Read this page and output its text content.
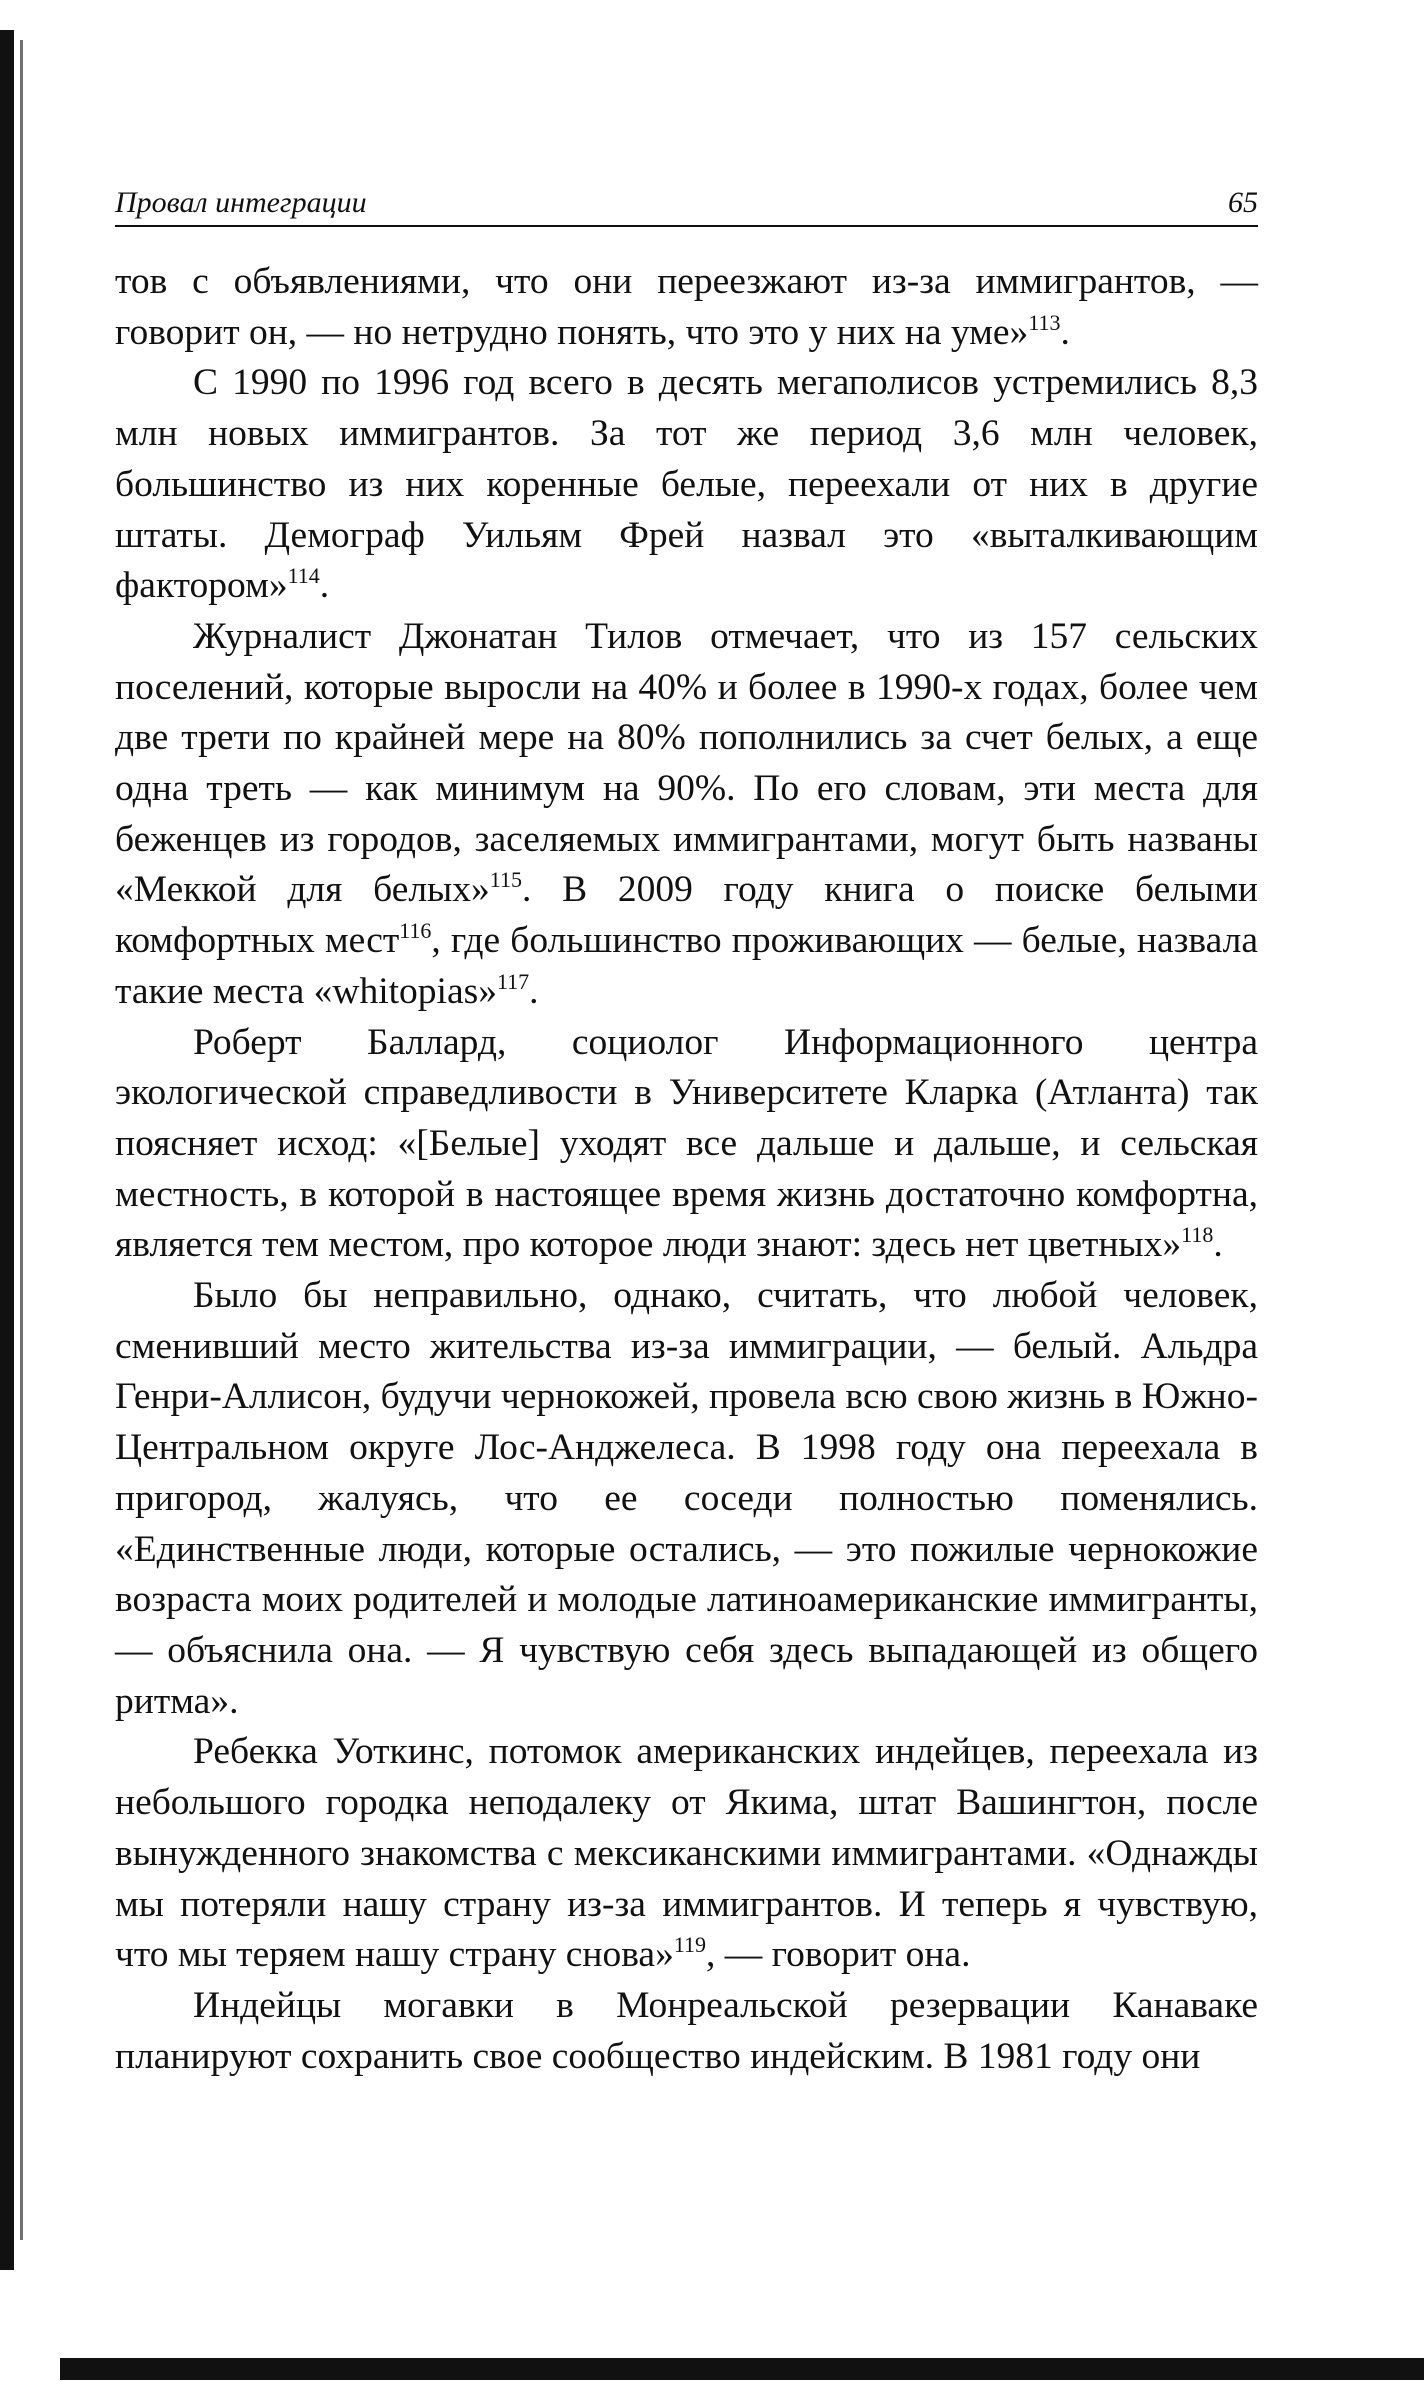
Провал интеграции	65

тов с объявлениями, что они переезжают из-за иммигрантов, — говорит он, — но нетрудно понять, что это у них на уме»$^{113}$.

С 1990 по 1996 год всего в десять мегаполисов устремились 8,3 млн новых иммигрантов. За тот же период 3,6 млн человек, большинство из них коренные белые, переехали от них в другие штаты. Демограф Уильям Фрей назвал это «выталкивающим фактором»$^{114}$.

Журналист Джонатан Тилов отмечает, что из 157 сельских поселений, которые выросли на 40% и более в 1990-х годах, более чем две трети по крайней мере на 80% пополнились за счет белых, а еще одна треть — как минимум на 90%. По его словам, эти места для беженцев из городов, заселяемых иммигрантами, могут быть названы «Меккой для белых»$^{115}$. В 2009 году книга о поиске белыми комфортных мест$^{116}$, где большинство проживающих — белые, назвала такие места «whitopias»$^{117}$.

Роберт Баллард, социолог Информационного центра экологической справедливости в Университете Кларка (Атланта) так поясняет исход: «[Белые] уходят все дальше и дальше, и сельская местность, в которой в настоящее время жизнь достаточно комфортна, является тем местом, про которое люди знают: здесь нет цветных»$^{118}$.

Было бы неправильно, однако, считать, что любой человек, сменивший место жительства из-за иммиграции, — белый. Альдра Генри-Аллисон, будучи чернокожей, провела всю свою жизнь в Южно-Центральном округе Лос-Анджелеса. В 1998 году она переехала в пригород, жалуясь, что ее соседи полностью поменялись. «Единственные люди, которые остались, — это пожилые чернокожие возраста моих родителей и молодые латиноамериканские иммигранты, — объяснила она. — Я чувствую себя здесь выпадающей из общего ритма».

Ребекка Уоткинс, потомок американских индейцев, переехала из небольшого городка неподалеку от Якима, штат Вашингтон, после вынужденного знакомства с мексиканскими иммигрантами. «Однажды мы потеряли нашу страну из-за иммигрантов. И теперь я чувствую, что мы теряем нашу страну снова»$^{119}$, — говорит она.

Индейцы могавки в Монреальской резервации Канаваке планируют сохранить свое сообщество индейским. В 1981 году они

+++++

The records above should be reproduced exactly, with no pictures included.

WRITTEN SOLUTION:
Read this page and output its text content.
Провал интеграции	65

тов с объявлениями, что они переезжают из-за иммигрантов, — говорит он, — но нетрудно понять, что это у них на уме»$^{113}$.

С 1990 по 1996 год всего в десять мегаполисов устремились 8,3 млн новых иммигрантов. За тот же период 3,6 млн человек, большинство из них коренные белые, переехали от них в другие штаты. Демограф Уильям Фрей назвал это «выталкивающим фактором»$^{114}$.

Журналист Джонатан Тилов отмечает, что из 157 сельских поселений, которые выросли на 40% и более в 1990-х годах, более чем две трети по крайней мере на 80% пополнились за счет белых, а еще одна треть — как минимум на 90%. По его словам, эти места для беженцев из городов, заселяемых иммигрантами, могут быть названы «Меккой для белых»$^{115}$. В 2009 году книга о поиске белыми комфортных мест$^{116}$, где большинство проживающих — белые, назвала такие места «whitopias»$^{117}$.

Роберт Баллард, социолог Информационного центра экологической справедливости в Университете Кларка (Атланта) так поясняет исход: «[Белые] уходят все дальше и дальше, и сельская местность, в которой в настоящее время жизнь достаточно комфортна, является тем местом, про которое люди знают: здесь нет цветных»$^{118}$.

Было бы неправильно, однако, считать, что любой человек, сменивший место жительства из-за иммиграции, — белый. Альдра Генри-Аллисон, будучи чернокожей, провела всю свою жизнь в Южно-Центральном округе Лос-Анджелеса. В 1998 году она переехала в пригород, жалуясь, что ее соседи полностью поменялись. «Единственные люди, которые остались, — это пожилые чернокожие возраста моих родителей и молодые латиноамериканские иммигранты, — объяснила она. — Я чувствую себя здесь выпадающей из общего ритма».

Ребекка Уоткинс, потомок американских индейцев, переехала из небольшого городка неподалеку от Якима, штат Вашингтон, после вынужденного знакомства с мексиканскими иммигрантами. «Однажды мы потеряли нашу страну из-за иммигрантов. И теперь я чувствую, что мы теряем нашу страну снова»$^{119}$, — говорит она.

Индейцы могавки в Монреальской резервации Канаваке планируют сохранить свое сообщество индейским. В 1981 году они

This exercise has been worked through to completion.